*Exercise aim*. Transcribe every line of the listing below without any deviation.
-- Start Extracted data --
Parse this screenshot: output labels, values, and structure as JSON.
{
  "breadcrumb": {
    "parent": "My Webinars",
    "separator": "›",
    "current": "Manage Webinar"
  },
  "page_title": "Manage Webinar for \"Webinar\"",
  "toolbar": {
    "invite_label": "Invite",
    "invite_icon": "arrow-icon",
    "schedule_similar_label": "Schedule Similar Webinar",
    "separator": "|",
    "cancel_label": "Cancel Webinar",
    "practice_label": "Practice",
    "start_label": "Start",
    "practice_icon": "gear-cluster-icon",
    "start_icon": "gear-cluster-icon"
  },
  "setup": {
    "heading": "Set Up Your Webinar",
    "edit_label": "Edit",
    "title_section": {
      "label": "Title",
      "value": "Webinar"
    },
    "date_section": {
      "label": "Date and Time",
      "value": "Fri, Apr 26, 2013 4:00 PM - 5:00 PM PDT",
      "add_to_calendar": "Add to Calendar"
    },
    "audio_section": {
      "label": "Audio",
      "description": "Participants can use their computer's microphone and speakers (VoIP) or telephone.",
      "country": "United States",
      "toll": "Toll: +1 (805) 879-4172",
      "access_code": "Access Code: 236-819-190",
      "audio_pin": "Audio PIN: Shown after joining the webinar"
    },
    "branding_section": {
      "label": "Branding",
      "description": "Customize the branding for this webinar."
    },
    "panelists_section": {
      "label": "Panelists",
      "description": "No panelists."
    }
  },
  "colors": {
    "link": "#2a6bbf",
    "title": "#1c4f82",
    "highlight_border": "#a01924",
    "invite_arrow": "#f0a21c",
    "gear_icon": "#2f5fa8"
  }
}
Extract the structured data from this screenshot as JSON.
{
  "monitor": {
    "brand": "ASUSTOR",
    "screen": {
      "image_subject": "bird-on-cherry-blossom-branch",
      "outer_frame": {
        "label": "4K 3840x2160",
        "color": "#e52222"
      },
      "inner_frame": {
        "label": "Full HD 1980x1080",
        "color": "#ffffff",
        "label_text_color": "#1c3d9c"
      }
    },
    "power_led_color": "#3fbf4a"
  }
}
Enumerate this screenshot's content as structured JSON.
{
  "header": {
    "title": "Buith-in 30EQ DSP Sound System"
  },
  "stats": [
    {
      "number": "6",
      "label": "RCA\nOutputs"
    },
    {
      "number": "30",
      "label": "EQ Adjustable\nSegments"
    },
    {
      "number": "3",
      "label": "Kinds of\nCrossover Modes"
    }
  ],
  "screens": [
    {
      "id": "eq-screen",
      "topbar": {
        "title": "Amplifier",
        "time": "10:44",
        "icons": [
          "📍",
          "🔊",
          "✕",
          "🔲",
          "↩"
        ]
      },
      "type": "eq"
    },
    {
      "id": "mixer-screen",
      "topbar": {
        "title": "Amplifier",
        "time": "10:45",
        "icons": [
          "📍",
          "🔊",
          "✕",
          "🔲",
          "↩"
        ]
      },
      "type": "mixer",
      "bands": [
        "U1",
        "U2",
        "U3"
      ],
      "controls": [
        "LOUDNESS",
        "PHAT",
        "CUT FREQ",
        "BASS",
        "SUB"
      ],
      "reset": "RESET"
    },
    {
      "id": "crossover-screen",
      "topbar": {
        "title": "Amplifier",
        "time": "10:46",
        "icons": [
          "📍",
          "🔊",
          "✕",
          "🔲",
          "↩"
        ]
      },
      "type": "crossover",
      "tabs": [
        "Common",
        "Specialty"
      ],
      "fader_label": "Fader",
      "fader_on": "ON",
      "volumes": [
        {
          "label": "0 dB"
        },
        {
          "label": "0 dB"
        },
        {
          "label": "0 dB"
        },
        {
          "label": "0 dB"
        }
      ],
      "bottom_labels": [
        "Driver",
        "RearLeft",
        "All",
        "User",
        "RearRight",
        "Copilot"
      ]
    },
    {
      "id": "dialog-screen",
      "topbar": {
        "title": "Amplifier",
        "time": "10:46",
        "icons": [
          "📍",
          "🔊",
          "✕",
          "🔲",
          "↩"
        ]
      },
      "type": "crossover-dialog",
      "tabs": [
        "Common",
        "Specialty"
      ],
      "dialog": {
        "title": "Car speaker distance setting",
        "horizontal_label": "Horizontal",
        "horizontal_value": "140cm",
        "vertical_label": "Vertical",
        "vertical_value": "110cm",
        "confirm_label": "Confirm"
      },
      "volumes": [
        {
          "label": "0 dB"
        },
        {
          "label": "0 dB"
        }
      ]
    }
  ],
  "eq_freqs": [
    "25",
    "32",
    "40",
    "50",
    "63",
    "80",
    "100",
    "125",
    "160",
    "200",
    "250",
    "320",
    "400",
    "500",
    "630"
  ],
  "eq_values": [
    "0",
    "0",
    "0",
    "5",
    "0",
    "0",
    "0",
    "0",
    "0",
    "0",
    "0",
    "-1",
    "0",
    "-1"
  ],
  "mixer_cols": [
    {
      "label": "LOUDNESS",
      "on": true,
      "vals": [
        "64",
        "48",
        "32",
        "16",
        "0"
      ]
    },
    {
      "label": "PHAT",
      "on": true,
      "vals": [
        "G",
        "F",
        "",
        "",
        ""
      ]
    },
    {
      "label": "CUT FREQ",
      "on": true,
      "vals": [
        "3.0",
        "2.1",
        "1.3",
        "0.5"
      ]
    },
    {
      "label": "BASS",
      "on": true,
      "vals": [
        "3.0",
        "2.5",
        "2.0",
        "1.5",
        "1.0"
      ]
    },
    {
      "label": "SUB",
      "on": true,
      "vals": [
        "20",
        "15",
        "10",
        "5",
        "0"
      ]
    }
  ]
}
-- End Extracted data --
*Complete output*.
Parse this screenshot: output labels, values, and structure as JSON.
{
  "breadcrumb": {
    "parent": "My Webinars",
    "separator": "›",
    "current": "Manage Webinar"
  },
  "page_title": "Manage Webinar for \"Webinar\"",
  "toolbar": {
    "invite_label": "Invite",
    "invite_icon": "arrow-icon",
    "schedule_similar_label": "Schedule Similar Webinar",
    "separator": "|",
    "cancel_label": "Cancel Webinar",
    "practice_label": "Practice",
    "start_label": "Start",
    "practice_icon": "gear-cluster-icon",
    "start_icon": "gear-cluster-icon"
  },
  "setup": {
    "heading": "Set Up Your Webinar",
    "edit_label": "Edit",
    "title_section": {
      "label": "Title",
      "value": "Webinar"
    },
    "date_section": {
      "label": "Date and Time",
      "value": "Fri, Apr 26, 2013 4:00 PM - 5:00 PM PDT",
      "add_to_calendar": "Add to Calendar"
    },
    "audio_section": {
      "label": "Audio",
      "description": "Participants can use their computer's microphone and speakers (VoIP) or telephone.",
      "country": "United States",
      "toll": "Toll: +1 (805) 879-4172",
      "access_code": "Access Code: 236-819-190",
      "audio_pin": "Audio PIN: Shown after joining the webinar"
    },
    "branding_section": {
      "label": "Branding",
      "description": "Customize the branding for this webinar."
    },
    "panelists_section": {
      "label": "Panelists",
      "description": "No panelists."
    }
  },
  "colors": {
    "link": "#2a6bbf",
    "title": "#1c4f82",
    "highlight_border": "#a01924",
    "invite_arrow": "#f0a21c",
    "gear_icon": "#2f5fa8"
  }
}
Extract the structured data from this screenshot as JSON.
{
  "monitor": {
    "brand": "ASUSTOR",
    "screen": {
      "image_subject": "bird-on-cherry-blossom-branch",
      "outer_frame": {
        "label": "4K 3840x2160",
        "color": "#e52222"
      },
      "inner_frame": {
        "label": "Full HD 1980x1080",
        "color": "#ffffff",
        "label_text_color": "#1c3d9c"
      }
    },
    "power_led_color": "#3fbf4a"
  }
}
Enumerate this screenshot's content as structured JSON.
{
  "header": {
    "title": "Buith-in 30EQ DSP Sound System"
  },
  "stats": [
    {
      "number": "6",
      "label": "RCA\nOutputs"
    },
    {
      "number": "30",
      "label": "EQ Adjustable\nSegments"
    },
    {
      "number": "3",
      "label": "Kinds of\nCrossover Modes"
    }
  ],
  "screens": [
    {
      "id": "eq-screen",
      "topbar": {
        "title": "Amplifier",
        "time": "10:44",
        "icons": [
          "📍",
          "🔊",
          "✕",
          "🔲",
          "↩"
        ]
      },
      "type": "eq"
    },
    {
      "id": "mixer-screen",
      "topbar": {
        "title": "Amplifier",
        "time": "10:45",
        "icons": [
          "📍",
          "🔊",
          "✕",
          "🔲",
          "↩"
        ]
      },
      "type": "mixer",
      "bands": [
        "U1",
        "U2",
        "U3"
      ],
      "controls": [
        "LOUDNESS",
        "PHAT",
        "CUT FREQ",
        "BASS",
        "SUB"
      ],
      "reset": "RESET"
    },
    {
      "id": "crossover-screen",
      "topbar": {
        "title": "Amplifier",
        "time": "10:46",
        "icons": [
          "📍",
          "🔊",
          "✕",
          "🔲",
          "↩"
        ]
      },
      "type": "crossover",
      "tabs": [
        "Common",
        "Specialty"
      ],
      "fader_label": "Fader",
      "fader_on": "ON",
      "volumes": [
        {
          "label": "0 dB"
        },
        {
          "label": "0 dB"
        },
        {
          "label": "0 dB"
        },
        {
          "label": "0 dB"
        }
      ],
      "bottom_labels": [
        "Driver",
        "RearLeft",
        "All",
        "User",
        "RearRight",
        "Copilot"
      ]
    },
    {
      "id": "dialog-screen",
      "topbar": {
        "title": "Amplifier",
        "time": "10:46",
        "icons": [
          "📍",
          "🔊",
          "✕",
          "🔲",
          "↩"
        ]
      },
      "type": "crossover-dialog",
      "tabs": [
        "Common",
        "Specialty"
      ],
      "dialog": {
        "title": "Car speaker distance setting",
        "horizontal_label": "Horizontal",
        "horizontal_value": "140cm",
        "vertical_label": "Vertical",
        "vertical_value": "110cm",
        "confirm_label": "Confirm"
      },
      "volumes": [
        {
          "label": "0 dB"
        },
        {
          "label": "0 dB"
        }
      ]
    }
  ],
  "eq_freqs": [
    "25",
    "32",
    "40",
    "50",
    "63",
    "80",
    "100",
    "125",
    "160",
    "200",
    "250",
    "320",
    "400",
    "500",
    "630"
  ],
  "eq_values": [
    "0",
    "0",
    "0",
    "5",
    "0",
    "0",
    "0",
    "0",
    "0",
    "0",
    "0",
    "-1",
    "0",
    "-1"
  ],
  "mixer_cols": [
    {
      "label": "LOUDNESS",
      "on": true,
      "vals": [
        "64",
        "48",
        "32",
        "16",
        "0"
      ]
    },
    {
      "label": "PHAT",
      "on": true,
      "vals": [
        "G",
        "F",
        "",
        "",
        ""
      ]
    },
    {
      "label": "CUT FREQ",
      "on": true,
      "vals": [
        "3.0",
        "2.1",
        "1.3",
        "0.5"
      ]
    },
    {
      "label": "BASS",
      "on": true,
      "vals": [
        "3.0",
        "2.5",
        "2.0",
        "1.5",
        "1.0"
      ]
    },
    {
      "label": "SUB",
      "on": true,
      "vals": [
        "20",
        "15",
        "10",
        "5",
        "0"
      ]
    }
  ]
}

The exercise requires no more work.